▶ The exercise
Copy out the lines that include the word "JSON".

((

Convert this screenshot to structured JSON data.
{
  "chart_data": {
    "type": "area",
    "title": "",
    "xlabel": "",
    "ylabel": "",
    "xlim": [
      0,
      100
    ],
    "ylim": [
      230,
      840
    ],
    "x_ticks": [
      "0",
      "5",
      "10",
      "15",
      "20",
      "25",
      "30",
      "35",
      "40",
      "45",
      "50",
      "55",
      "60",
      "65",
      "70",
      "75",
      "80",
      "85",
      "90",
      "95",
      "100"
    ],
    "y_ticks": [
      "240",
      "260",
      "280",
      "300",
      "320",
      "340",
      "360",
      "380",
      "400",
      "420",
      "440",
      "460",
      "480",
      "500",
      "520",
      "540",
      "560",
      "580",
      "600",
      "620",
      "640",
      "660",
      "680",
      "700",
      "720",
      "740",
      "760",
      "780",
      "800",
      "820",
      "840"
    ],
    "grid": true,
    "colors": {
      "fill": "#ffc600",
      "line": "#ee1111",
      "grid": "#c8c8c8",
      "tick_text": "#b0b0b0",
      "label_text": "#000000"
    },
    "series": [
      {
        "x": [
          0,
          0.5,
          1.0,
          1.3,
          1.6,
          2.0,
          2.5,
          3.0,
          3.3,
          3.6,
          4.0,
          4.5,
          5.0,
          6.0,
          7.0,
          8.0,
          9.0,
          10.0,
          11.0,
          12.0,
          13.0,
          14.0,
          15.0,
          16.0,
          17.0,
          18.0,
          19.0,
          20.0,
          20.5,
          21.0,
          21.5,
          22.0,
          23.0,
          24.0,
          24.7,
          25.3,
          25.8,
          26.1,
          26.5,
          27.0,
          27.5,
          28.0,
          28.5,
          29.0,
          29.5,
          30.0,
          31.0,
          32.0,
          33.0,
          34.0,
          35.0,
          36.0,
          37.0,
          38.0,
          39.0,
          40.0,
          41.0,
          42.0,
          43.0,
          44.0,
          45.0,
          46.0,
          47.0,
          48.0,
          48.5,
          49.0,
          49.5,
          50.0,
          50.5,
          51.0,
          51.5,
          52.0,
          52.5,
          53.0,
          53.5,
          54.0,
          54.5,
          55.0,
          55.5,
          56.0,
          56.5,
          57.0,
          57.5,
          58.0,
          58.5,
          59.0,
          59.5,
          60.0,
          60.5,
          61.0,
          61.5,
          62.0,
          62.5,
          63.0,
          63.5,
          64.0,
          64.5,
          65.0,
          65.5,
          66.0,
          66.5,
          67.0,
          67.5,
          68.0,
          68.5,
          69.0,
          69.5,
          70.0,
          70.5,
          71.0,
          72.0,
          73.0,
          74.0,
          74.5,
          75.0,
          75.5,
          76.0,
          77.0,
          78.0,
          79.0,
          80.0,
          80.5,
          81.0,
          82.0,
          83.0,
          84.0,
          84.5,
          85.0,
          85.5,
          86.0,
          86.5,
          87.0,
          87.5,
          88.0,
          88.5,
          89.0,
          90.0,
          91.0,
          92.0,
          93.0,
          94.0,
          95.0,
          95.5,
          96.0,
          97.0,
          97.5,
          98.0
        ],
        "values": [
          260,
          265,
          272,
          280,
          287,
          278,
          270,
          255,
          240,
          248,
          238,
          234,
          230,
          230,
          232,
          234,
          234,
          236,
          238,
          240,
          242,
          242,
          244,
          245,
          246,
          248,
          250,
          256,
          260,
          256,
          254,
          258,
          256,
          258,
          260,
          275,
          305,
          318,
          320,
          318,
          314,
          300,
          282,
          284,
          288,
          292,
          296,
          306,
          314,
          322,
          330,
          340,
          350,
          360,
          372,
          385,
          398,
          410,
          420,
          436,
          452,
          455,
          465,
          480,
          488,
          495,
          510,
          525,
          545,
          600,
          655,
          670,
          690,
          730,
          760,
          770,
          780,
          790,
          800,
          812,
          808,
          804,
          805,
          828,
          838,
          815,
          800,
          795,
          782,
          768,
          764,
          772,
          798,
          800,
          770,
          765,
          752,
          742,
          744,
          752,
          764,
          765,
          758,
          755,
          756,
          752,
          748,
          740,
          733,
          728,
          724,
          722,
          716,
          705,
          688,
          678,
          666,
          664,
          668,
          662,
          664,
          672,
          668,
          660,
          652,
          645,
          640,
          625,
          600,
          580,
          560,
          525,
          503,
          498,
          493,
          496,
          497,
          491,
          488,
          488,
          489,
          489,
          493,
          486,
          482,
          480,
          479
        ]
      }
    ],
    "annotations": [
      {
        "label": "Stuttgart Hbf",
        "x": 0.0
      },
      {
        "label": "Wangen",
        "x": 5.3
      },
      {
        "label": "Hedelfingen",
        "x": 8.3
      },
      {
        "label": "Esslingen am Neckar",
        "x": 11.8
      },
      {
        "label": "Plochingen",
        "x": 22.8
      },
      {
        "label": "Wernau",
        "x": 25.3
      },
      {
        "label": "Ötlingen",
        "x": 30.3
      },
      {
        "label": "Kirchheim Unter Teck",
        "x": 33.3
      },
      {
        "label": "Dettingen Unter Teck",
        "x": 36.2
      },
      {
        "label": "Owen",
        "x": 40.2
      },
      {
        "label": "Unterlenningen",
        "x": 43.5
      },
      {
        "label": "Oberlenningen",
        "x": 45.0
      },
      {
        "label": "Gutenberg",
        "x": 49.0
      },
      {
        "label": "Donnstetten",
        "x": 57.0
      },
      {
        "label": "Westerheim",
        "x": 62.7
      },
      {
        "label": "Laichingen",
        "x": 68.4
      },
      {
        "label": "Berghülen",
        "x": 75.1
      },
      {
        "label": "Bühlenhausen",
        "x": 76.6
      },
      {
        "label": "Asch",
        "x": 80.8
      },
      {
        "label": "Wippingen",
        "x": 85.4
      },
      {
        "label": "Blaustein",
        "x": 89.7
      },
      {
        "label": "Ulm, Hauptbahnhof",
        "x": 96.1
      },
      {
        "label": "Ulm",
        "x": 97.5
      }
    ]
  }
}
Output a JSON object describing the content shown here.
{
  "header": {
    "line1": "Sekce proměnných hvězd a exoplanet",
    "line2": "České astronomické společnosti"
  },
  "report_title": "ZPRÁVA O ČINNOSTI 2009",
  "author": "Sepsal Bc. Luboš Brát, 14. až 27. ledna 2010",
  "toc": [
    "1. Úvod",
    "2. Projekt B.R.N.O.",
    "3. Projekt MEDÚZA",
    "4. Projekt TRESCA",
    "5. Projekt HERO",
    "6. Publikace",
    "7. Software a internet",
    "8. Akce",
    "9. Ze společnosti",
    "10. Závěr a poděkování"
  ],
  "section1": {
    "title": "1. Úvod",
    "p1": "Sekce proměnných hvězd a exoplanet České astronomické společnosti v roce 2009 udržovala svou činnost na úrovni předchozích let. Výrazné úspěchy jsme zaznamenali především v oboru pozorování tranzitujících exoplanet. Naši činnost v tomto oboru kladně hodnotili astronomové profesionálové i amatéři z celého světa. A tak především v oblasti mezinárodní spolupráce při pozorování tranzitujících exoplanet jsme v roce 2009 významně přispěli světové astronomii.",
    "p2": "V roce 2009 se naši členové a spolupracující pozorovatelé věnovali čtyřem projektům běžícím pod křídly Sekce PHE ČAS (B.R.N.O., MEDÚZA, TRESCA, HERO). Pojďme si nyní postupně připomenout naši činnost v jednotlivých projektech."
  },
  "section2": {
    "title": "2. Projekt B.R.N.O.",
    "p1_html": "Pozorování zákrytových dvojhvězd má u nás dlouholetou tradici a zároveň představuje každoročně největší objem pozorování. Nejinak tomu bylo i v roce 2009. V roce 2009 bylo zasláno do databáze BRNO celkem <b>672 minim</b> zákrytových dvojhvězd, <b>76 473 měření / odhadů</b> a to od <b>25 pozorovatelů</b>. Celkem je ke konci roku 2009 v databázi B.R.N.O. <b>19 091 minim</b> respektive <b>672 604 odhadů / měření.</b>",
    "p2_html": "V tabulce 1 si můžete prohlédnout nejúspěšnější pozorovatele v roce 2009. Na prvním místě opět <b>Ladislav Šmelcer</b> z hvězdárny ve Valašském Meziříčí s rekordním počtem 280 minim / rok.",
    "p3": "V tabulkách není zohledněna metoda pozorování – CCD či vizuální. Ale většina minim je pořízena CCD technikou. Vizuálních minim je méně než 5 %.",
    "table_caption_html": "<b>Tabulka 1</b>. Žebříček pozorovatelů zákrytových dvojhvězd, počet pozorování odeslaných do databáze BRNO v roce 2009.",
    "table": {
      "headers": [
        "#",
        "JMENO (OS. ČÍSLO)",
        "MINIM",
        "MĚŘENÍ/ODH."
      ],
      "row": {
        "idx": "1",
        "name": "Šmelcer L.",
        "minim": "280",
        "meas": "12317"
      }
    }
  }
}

))

▶ The completed task
Convert this screenshot to structured JSON data.
Output a JSON object describing the content shown here.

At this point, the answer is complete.